§ Task data
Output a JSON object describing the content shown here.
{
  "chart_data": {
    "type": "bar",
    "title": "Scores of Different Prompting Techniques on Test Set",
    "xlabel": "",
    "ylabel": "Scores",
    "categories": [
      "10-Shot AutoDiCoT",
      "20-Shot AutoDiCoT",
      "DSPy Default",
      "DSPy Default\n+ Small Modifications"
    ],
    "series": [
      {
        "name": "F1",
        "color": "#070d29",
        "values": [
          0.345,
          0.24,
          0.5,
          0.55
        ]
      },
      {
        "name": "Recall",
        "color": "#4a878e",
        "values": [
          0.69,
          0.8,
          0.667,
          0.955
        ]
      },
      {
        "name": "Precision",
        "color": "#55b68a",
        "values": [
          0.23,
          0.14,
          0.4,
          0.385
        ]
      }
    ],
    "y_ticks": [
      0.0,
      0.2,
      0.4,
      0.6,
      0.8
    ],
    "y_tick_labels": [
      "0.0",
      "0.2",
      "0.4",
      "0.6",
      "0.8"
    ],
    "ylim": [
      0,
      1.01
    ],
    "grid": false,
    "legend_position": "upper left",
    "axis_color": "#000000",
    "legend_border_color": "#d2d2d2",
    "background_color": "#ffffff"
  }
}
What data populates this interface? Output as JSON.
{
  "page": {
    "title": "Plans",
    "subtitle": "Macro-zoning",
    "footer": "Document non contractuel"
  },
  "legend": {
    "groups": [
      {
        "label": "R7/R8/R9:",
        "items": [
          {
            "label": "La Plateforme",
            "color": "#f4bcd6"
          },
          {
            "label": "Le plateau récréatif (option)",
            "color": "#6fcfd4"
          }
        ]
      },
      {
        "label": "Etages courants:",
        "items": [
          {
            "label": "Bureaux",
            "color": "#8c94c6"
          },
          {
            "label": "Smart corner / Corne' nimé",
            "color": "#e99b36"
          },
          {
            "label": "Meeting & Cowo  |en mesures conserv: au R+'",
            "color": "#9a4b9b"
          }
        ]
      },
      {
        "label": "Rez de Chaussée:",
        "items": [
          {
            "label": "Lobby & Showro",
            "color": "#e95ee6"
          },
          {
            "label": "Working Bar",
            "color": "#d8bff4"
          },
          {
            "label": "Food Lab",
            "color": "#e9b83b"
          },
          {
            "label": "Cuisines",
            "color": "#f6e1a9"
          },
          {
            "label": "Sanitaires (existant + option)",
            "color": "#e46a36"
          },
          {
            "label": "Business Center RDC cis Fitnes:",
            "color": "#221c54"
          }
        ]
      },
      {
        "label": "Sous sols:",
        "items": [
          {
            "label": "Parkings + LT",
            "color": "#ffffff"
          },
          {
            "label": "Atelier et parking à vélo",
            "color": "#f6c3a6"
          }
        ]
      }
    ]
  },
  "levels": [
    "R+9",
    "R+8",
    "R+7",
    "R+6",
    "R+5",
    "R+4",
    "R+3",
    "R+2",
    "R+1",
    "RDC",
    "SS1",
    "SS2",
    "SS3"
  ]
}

§ What you are asked to do
Nothing but a number is needed here: how many lines hold the string "ffffff"?

§ Task response
2